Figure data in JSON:

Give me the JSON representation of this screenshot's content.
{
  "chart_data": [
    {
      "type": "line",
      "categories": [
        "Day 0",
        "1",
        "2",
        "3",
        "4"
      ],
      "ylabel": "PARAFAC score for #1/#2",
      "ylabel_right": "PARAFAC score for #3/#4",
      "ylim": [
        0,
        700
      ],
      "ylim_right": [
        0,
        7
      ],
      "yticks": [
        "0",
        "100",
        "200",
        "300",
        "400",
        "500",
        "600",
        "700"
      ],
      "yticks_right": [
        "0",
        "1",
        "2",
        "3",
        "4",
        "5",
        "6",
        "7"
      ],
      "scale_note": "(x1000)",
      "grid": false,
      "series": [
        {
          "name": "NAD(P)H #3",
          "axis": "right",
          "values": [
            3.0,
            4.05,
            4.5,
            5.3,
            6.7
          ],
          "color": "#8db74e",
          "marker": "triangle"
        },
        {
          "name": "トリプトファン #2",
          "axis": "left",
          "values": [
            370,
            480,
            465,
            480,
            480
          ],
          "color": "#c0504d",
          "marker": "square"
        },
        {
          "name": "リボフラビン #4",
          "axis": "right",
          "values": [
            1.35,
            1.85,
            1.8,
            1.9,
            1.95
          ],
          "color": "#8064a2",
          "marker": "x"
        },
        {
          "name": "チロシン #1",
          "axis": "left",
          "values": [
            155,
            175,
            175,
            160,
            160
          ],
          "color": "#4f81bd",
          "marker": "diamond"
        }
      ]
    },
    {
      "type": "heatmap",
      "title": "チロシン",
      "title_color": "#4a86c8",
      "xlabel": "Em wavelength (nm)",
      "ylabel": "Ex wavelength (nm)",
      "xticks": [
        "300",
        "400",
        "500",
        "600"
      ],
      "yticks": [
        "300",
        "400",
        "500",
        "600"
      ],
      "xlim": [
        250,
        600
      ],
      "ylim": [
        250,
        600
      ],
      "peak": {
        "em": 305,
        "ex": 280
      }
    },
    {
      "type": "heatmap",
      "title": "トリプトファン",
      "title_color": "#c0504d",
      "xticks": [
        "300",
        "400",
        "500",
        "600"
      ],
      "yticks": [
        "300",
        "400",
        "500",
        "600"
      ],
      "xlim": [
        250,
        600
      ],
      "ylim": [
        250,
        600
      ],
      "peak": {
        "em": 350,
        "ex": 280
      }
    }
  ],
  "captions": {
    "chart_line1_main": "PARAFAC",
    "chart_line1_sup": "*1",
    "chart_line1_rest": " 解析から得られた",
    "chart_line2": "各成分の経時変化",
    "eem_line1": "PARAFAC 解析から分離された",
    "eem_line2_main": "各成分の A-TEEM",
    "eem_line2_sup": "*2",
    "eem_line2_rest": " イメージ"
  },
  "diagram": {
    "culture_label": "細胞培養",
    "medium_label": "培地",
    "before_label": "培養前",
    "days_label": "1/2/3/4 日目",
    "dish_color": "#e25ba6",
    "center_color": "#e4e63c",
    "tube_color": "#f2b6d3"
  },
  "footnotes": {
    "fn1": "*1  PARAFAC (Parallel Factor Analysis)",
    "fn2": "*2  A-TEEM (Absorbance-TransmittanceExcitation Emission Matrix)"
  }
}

• WORK TO COMPLETE:
Copy out each line that contains the word "wavelength".

• OUTPUT:
      "xlabel": "Em wavelength (nm)",
      "ylabel": "Ex wavelength (nm)",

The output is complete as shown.